## TASK TO CARRY OUT
The listing below should be printed exactly, every line of it. Skip the pictures.

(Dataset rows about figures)

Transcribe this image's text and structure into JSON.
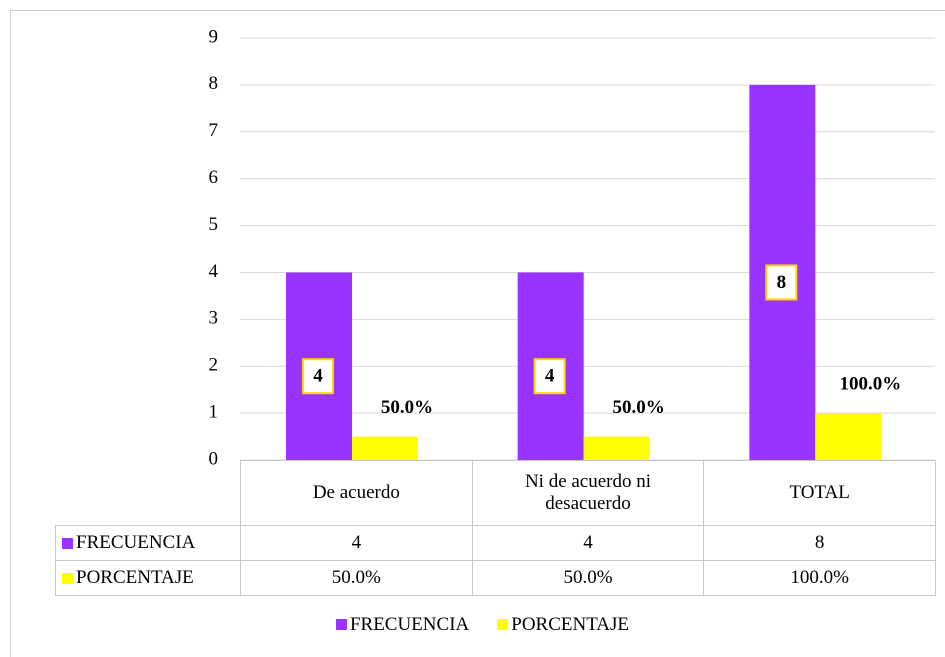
{
  "chart_data": {
    "type": "bar",
    "categories": [
      "De acuerdo",
      "Ni de acuerdo ni desacuerdo",
      "TOTAL"
    ],
    "series": [
      {
        "name": "FRECUENCIA",
        "color": "#9933ff",
        "values": [
          4,
          4,
          8
        ]
      },
      {
        "name": "PORCENTAJE",
        "color": "#ffff00",
        "values": [
          0.5,
          0.5,
          1
        ],
        "value_labels": [
          "50.0%",
          "50.0%",
          "100.0%"
        ]
      }
    ],
    "ylim": [
      0,
      9
    ],
    "yticks": [
      0,
      1,
      2,
      3,
      4,
      5,
      6,
      7,
      8,
      9
    ],
    "grid": true,
    "legend": "bottom",
    "data_table": true
  }
}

## SOLUTION TO THIS EXERCISE
Transcribe this image's text and structure into JSON.
{
  "chart_data": {
    "type": "bar",
    "categories": [
      "De acuerdo",
      "Ni de acuerdo ni desacuerdo",
      "TOTAL"
    ],
    "series": [
      {
        "name": "FRECUENCIA",
        "color": "#9933ff",
        "values": [
          4,
          4,
          8
        ]
      },
      {
        "name": "PORCENTAJE",
        "color": "#ffff00",
        "values": [
          0.5,
          0.5,
          1
        ],
        "value_labels": [
          "50.0%",
          "50.0%",
          "100.0%"
        ]
      }
    ],
    "ylim": [
      0,
      9
    ],
    "yticks": [
      0,
      1,
      2,
      3,
      4,
      5,
      6,
      7,
      8,
      9
    ],
    "grid": true,
    "legend": "bottom",
    "data_table": true
  }
}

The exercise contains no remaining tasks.